— Task prompt —
Reproduce the records below exactly, leaving out any pictures.

— START OF Data to process —

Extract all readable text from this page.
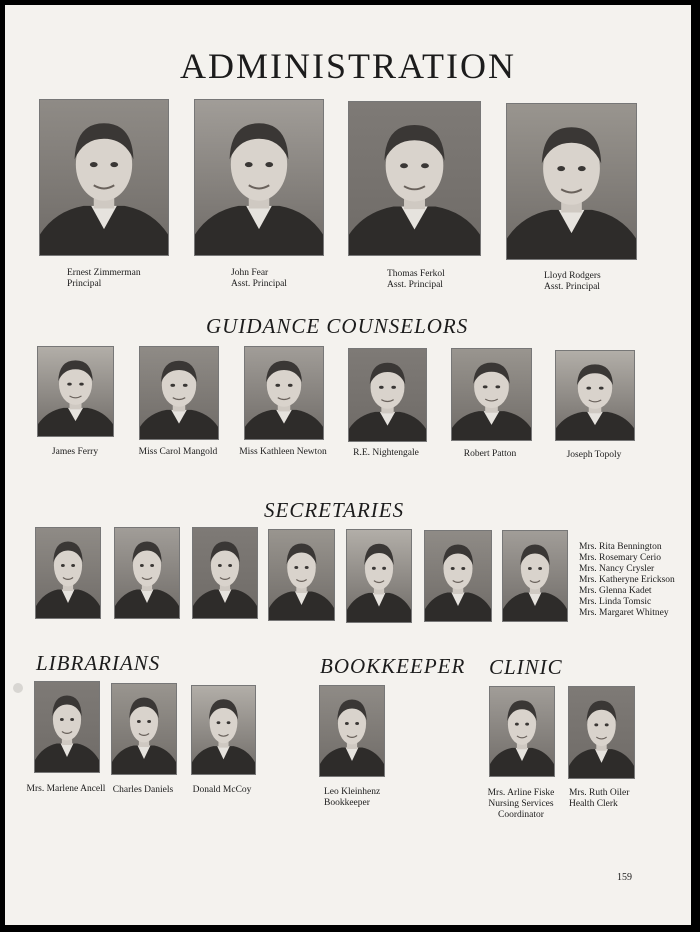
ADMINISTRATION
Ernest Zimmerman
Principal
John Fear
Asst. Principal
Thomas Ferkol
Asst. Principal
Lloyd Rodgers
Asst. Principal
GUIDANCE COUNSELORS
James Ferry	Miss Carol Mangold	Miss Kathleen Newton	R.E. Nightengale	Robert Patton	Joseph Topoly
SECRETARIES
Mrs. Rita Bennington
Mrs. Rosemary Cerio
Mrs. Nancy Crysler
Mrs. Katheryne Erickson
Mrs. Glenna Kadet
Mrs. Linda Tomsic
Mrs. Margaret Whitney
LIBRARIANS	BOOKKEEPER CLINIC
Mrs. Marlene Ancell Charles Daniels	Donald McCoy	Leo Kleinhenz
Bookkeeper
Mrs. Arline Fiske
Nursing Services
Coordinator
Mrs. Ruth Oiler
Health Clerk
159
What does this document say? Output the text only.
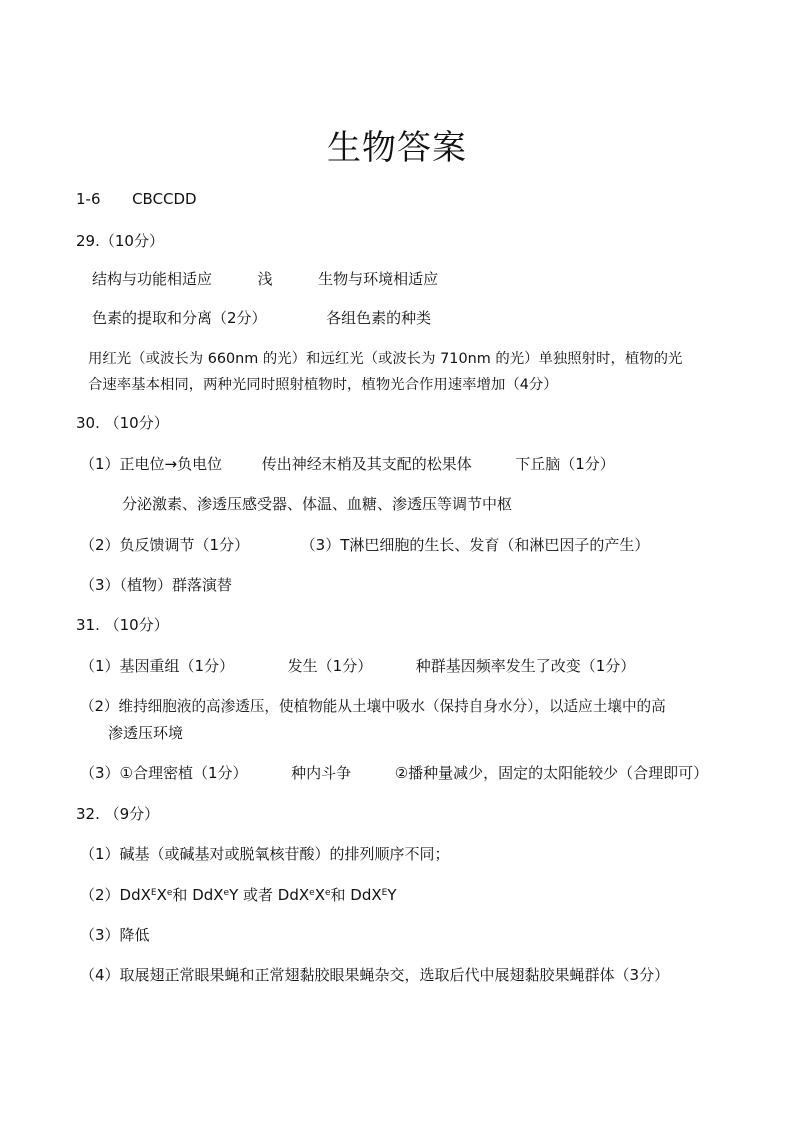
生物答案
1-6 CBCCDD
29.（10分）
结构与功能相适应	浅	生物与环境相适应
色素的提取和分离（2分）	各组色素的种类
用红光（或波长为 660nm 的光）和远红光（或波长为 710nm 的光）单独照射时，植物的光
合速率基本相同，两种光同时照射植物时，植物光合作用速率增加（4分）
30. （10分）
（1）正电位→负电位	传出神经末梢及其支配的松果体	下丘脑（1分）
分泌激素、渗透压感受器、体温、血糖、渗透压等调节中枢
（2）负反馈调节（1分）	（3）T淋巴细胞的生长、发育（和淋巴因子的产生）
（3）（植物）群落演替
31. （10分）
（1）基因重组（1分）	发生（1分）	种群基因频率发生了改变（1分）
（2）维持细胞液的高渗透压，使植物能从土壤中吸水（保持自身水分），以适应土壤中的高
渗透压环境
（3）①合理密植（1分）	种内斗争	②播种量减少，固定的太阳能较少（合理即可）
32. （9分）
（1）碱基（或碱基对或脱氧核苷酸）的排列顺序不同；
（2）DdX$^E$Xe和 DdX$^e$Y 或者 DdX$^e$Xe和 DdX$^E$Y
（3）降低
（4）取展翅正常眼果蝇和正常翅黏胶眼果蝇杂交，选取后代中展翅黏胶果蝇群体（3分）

— END OF Data to process —

— Answer for the task —
Extract all readable text from this page.
ADMINISTRATION
Ernest Zimmerman
Principal
John Fear
Asst. Principal
Thomas Ferkol
Asst. Principal
Lloyd Rodgers
Asst. Principal
GUIDANCE COUNSELORS
James Ferry	Miss Carol Mangold	Miss Kathleen Newton	R.E. Nightengale	Robert Patton	Joseph Topoly
SECRETARIES
Mrs. Rita Bennington
Mrs. Rosemary Cerio
Mrs. Nancy Crysler
Mrs. Katheryne Erickson
Mrs. Glenna Kadet
Mrs. Linda Tomsic
Mrs. Margaret Whitney
LIBRARIANS	BOOKKEEPER CLINIC
Mrs. Marlene Ancell Charles Daniels	Donald McCoy	Leo Kleinhenz
Bookkeeper
Mrs. Arline Fiske
Nursing Services
Coordinator
Mrs. Ruth Oiler
Health Clerk
159
What does this document say? Output the text only.
生物答案
1-6 CBCCDD
29.（10分）
结构与功能相适应	浅	生物与环境相适应
色素的提取和分离（2分）	各组色素的种类
用红光（或波长为 660nm 的光）和远红光（或波长为 710nm 的光）单独照射时，植物的光
合速率基本相同，两种光同时照射植物时，植物光合作用速率增加（4分）
30. （10分）
（1）正电位→负电位	传出神经末梢及其支配的松果体	下丘脑（1分）
分泌激素、渗透压感受器、体温、血糖、渗透压等调节中枢
（2）负反馈调节（1分）	（3）T淋巴细胞的生长、发育（和淋巴因子的产生）
（3）（植物）群落演替
31. （10分）
（1）基因重组（1分）	发生（1分）	种群基因频率发生了改变（1分）
（2）维持细胞液的高渗透压，使植物能从土壤中吸水（保持自身水分），以适应土壤中的高
渗透压环境
（3）①合理密植（1分）	种内斗争	②播种量减少，固定的太阳能较少（合理即可）
32. （9分）
（1）碱基（或碱基对或脱氧核苷酸）的排列顺序不同；
（2）DdX$^E$Xe和 DdX$^e$Y 或者 DdX$^e$Xe和 DdX$^E$Y
（3）降低
（4）取展翅正常眼果蝇和正常翅黏胶眼果蝇杂交，选取后代中展翅黏胶果蝇群体（3分）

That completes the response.